Extract each line bearing the word "transfer".

[Entries from a dataset]
———

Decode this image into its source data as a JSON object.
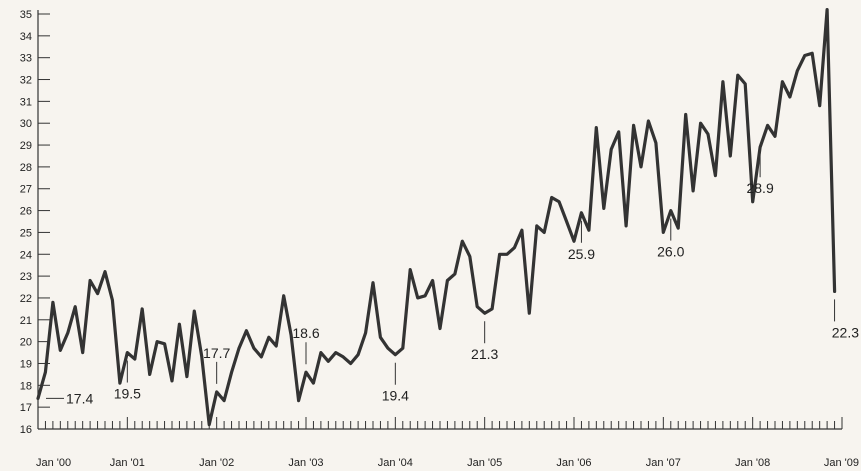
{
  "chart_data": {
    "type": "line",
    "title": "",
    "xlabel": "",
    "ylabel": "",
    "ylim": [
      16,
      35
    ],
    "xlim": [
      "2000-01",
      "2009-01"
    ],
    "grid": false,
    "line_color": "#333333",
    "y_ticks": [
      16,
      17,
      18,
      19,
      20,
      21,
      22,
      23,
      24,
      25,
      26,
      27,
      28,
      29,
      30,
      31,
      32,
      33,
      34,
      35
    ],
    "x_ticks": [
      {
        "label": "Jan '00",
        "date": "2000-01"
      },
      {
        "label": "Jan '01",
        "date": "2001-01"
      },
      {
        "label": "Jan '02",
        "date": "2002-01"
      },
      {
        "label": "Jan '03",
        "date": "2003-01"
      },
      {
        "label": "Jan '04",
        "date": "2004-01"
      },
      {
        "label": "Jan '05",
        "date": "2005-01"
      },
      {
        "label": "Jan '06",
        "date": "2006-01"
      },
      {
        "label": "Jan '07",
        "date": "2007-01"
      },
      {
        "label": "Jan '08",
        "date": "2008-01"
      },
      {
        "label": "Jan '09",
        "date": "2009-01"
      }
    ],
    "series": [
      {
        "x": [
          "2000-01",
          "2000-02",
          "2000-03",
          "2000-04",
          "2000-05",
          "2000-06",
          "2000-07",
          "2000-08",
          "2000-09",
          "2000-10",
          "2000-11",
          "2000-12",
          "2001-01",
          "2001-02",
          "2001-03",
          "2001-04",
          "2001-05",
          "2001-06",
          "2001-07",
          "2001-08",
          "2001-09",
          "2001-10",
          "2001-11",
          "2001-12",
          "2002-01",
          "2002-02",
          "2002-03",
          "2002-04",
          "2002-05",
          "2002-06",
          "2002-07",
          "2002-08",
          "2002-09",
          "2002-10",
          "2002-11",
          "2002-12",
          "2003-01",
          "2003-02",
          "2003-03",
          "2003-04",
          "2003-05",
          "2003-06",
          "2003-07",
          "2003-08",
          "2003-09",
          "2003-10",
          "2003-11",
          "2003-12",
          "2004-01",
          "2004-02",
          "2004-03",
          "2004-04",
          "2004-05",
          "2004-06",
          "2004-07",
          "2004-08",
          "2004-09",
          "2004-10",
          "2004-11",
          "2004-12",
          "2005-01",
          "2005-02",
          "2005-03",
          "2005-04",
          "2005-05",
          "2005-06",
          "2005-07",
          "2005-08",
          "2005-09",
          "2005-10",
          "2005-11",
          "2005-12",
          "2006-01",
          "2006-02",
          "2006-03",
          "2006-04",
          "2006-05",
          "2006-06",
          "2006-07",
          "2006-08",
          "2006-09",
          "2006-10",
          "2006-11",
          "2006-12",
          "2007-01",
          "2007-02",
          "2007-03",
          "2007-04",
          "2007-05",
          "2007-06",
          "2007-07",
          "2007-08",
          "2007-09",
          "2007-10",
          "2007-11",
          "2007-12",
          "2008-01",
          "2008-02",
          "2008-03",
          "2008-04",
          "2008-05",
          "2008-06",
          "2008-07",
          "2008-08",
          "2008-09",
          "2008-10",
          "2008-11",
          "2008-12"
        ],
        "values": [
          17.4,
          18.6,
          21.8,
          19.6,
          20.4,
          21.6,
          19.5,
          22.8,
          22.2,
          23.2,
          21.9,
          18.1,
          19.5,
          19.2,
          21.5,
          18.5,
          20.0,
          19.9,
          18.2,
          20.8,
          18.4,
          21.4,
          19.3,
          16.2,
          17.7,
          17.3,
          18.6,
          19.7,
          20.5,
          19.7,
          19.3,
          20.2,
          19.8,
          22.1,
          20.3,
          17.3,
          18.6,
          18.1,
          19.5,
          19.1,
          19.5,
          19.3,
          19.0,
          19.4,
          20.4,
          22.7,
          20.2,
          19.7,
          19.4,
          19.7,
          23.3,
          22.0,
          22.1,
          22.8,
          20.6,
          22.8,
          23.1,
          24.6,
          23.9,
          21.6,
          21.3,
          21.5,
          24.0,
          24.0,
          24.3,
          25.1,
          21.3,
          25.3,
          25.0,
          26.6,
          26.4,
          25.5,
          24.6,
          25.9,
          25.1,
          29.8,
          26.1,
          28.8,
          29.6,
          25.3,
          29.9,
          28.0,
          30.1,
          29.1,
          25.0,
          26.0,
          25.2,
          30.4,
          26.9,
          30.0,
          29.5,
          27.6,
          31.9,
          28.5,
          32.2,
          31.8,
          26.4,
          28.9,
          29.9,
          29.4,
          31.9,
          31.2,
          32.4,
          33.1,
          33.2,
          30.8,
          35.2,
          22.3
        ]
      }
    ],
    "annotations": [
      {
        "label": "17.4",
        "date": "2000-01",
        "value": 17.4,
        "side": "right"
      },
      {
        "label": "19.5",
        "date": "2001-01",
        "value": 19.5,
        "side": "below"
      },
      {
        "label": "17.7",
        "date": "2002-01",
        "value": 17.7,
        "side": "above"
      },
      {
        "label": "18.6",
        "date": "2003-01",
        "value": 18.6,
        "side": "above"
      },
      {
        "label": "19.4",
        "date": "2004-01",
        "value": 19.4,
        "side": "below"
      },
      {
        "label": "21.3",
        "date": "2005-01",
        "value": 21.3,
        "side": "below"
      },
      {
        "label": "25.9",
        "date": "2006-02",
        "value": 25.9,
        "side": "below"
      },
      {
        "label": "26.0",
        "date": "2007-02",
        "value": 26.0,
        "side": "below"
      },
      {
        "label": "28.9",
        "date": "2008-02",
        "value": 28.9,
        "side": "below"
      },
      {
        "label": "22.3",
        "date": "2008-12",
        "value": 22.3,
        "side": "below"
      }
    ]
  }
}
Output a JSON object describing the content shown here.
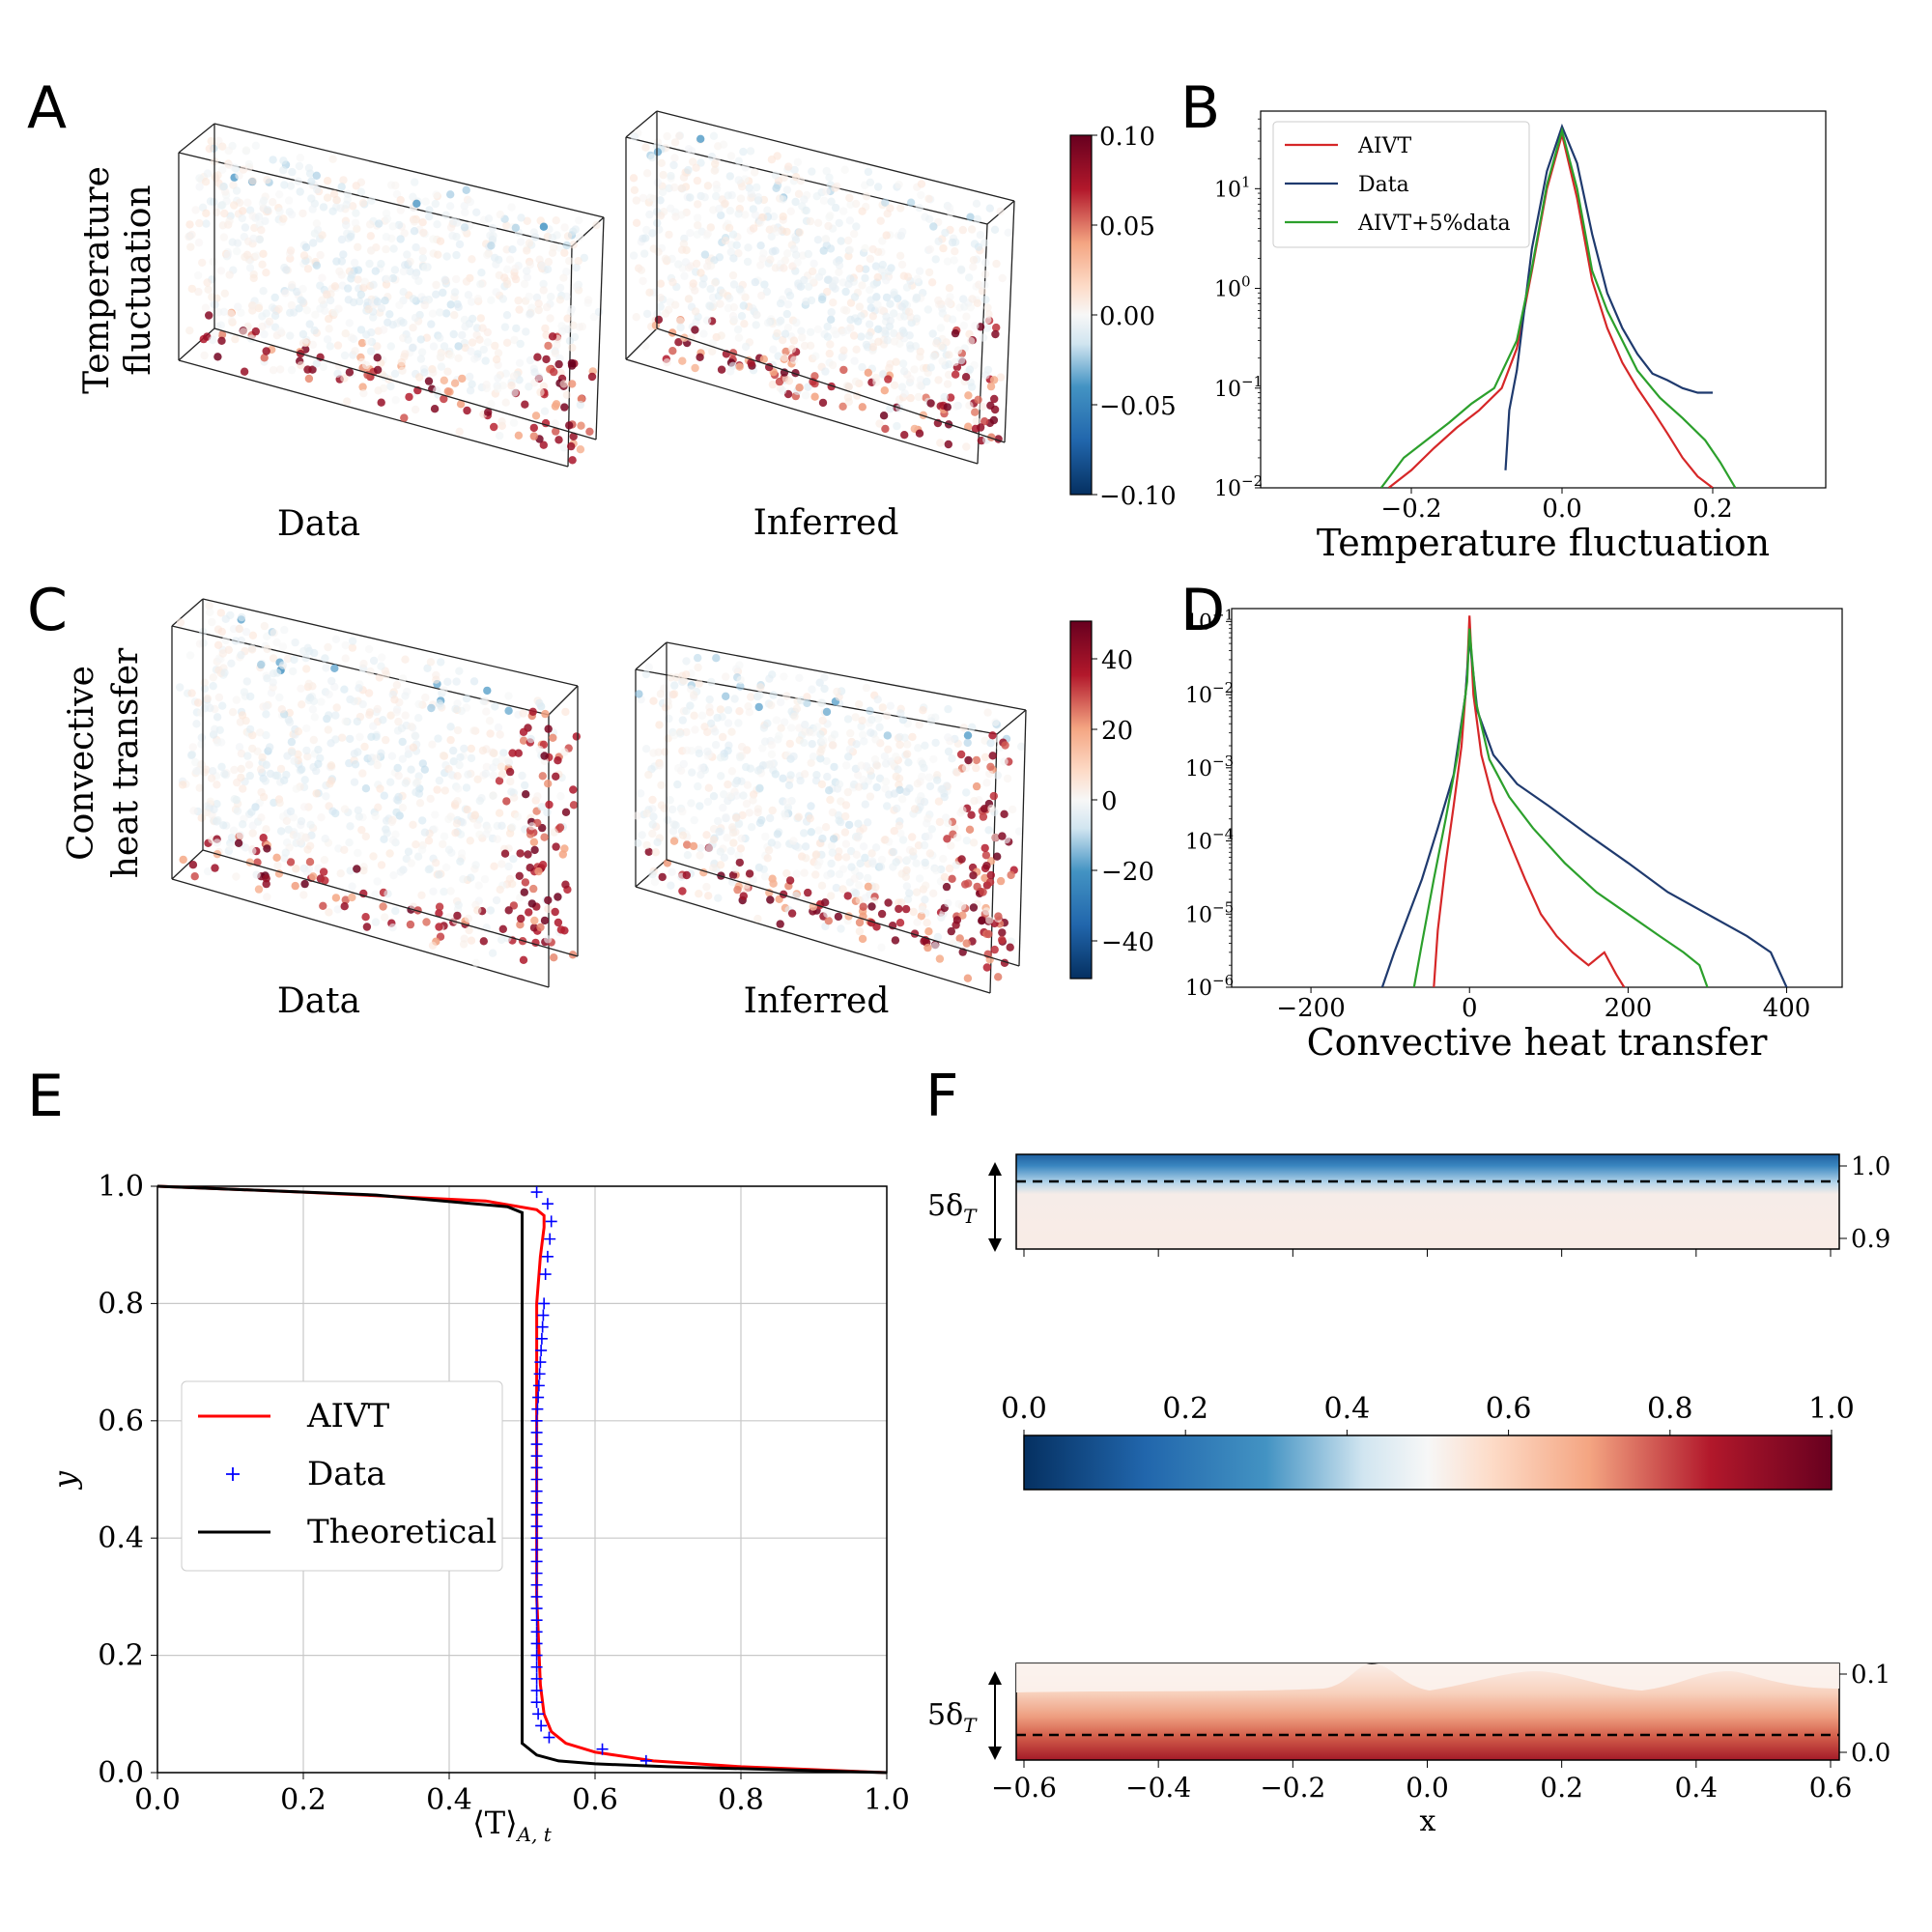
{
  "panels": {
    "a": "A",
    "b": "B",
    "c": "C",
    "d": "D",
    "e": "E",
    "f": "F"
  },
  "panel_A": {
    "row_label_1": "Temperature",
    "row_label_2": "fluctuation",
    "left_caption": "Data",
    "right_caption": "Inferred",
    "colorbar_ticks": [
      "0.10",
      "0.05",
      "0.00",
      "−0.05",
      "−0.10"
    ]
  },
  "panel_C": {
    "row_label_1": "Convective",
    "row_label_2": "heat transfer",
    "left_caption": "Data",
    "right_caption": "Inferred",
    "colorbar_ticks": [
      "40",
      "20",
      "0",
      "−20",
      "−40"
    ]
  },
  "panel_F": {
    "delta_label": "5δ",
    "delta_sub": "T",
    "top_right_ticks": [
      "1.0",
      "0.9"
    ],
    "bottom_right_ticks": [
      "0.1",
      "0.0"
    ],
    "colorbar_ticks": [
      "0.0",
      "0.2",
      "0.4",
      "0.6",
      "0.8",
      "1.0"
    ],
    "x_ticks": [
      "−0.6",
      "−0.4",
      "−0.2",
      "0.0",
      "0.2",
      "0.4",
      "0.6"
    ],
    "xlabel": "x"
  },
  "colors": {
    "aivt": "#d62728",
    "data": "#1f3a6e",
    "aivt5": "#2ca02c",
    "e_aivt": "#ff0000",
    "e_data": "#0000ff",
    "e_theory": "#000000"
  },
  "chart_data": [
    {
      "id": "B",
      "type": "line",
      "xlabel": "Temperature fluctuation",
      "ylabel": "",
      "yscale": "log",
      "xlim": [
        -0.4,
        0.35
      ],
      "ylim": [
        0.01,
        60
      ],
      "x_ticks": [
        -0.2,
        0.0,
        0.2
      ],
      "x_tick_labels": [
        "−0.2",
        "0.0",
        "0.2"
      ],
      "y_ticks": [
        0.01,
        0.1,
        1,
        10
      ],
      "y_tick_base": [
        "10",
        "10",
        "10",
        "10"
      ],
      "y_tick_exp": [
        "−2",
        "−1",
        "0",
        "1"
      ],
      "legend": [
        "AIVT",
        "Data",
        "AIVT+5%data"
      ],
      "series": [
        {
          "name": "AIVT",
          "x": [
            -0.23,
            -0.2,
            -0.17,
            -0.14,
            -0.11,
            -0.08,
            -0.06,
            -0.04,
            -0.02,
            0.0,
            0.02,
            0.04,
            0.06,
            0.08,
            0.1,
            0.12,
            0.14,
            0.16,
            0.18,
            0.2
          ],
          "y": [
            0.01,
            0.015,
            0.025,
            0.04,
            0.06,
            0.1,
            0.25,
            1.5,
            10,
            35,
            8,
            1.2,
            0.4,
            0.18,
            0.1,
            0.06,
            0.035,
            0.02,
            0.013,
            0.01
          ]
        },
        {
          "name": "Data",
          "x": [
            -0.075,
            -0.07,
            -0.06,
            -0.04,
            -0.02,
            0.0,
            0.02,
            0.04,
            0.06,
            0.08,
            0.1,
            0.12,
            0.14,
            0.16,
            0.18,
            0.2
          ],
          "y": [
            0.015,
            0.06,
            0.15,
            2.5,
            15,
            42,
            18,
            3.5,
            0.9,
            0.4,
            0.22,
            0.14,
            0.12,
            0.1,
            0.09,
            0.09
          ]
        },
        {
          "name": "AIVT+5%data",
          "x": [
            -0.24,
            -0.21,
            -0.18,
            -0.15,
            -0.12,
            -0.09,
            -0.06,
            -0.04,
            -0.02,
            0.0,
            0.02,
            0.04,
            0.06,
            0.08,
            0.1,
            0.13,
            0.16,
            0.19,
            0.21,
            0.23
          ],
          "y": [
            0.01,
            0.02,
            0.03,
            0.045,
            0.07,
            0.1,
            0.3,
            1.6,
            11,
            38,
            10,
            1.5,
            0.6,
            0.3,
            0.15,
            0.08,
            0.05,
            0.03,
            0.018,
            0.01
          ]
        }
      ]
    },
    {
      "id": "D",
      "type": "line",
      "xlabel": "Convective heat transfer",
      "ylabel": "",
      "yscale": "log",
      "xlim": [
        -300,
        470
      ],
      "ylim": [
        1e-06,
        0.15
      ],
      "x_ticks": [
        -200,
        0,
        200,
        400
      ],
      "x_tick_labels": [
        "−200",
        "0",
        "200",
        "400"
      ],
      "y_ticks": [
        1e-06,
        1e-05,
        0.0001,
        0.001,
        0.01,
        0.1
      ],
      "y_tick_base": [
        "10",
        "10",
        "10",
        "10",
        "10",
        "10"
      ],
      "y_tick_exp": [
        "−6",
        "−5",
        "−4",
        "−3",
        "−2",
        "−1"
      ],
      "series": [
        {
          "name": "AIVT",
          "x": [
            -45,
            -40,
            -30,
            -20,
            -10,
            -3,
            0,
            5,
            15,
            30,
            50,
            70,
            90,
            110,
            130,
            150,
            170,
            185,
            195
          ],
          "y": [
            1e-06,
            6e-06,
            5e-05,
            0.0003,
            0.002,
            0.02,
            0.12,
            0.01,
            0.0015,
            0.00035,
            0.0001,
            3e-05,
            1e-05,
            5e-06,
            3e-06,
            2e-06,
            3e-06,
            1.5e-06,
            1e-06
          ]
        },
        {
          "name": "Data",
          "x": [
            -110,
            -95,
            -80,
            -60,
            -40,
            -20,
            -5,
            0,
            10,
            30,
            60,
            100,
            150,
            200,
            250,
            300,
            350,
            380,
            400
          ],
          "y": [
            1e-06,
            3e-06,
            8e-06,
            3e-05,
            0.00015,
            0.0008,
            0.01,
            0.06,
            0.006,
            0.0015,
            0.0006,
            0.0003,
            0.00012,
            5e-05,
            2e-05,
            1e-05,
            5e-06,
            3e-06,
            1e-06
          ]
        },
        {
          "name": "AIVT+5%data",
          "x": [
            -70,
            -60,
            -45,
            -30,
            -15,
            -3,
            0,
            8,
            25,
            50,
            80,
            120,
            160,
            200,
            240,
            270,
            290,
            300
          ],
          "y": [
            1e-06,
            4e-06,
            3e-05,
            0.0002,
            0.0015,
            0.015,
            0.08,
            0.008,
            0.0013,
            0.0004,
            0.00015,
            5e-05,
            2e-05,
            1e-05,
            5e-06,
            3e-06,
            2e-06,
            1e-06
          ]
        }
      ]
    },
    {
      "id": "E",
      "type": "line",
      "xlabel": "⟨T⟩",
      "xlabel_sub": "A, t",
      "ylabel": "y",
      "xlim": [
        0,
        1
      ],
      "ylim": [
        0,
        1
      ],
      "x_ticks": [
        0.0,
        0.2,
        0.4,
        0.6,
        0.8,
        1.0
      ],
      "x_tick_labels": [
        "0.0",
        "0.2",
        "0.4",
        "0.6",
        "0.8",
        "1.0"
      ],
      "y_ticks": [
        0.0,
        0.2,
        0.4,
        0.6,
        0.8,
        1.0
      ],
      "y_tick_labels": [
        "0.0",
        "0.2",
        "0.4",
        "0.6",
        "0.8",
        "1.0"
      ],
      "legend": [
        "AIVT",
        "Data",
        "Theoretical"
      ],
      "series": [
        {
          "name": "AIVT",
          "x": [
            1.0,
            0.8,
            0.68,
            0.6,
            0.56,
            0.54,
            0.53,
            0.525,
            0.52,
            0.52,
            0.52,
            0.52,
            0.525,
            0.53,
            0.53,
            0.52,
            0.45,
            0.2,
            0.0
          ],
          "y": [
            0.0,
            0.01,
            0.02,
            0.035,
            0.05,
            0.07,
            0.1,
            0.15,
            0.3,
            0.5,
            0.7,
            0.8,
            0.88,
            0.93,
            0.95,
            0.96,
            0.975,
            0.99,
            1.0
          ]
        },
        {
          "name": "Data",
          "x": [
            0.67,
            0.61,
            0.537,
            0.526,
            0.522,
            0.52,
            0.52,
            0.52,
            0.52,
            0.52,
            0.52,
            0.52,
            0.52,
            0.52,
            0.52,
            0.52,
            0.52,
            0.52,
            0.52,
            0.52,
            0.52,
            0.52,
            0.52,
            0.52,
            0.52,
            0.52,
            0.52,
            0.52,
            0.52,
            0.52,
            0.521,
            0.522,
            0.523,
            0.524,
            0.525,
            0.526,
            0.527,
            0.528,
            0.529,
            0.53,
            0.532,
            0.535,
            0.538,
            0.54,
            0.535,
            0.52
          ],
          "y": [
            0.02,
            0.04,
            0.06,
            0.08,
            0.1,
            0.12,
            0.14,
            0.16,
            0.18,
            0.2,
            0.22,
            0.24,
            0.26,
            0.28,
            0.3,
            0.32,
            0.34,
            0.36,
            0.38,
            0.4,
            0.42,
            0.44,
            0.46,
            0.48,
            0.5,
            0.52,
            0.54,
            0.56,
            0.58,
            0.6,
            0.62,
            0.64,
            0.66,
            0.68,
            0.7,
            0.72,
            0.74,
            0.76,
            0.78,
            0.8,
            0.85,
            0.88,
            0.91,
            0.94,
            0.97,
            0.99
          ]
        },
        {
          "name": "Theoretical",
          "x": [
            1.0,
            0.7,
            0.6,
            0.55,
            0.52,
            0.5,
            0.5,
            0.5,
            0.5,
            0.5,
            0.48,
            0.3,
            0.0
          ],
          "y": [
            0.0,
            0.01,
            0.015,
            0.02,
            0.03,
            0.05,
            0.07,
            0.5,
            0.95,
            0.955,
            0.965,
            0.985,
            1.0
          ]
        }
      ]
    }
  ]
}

———

- FULL OUTPUT -
    "row_label_2": "heat transfer",
      "xlabel": "Convective heat transfer",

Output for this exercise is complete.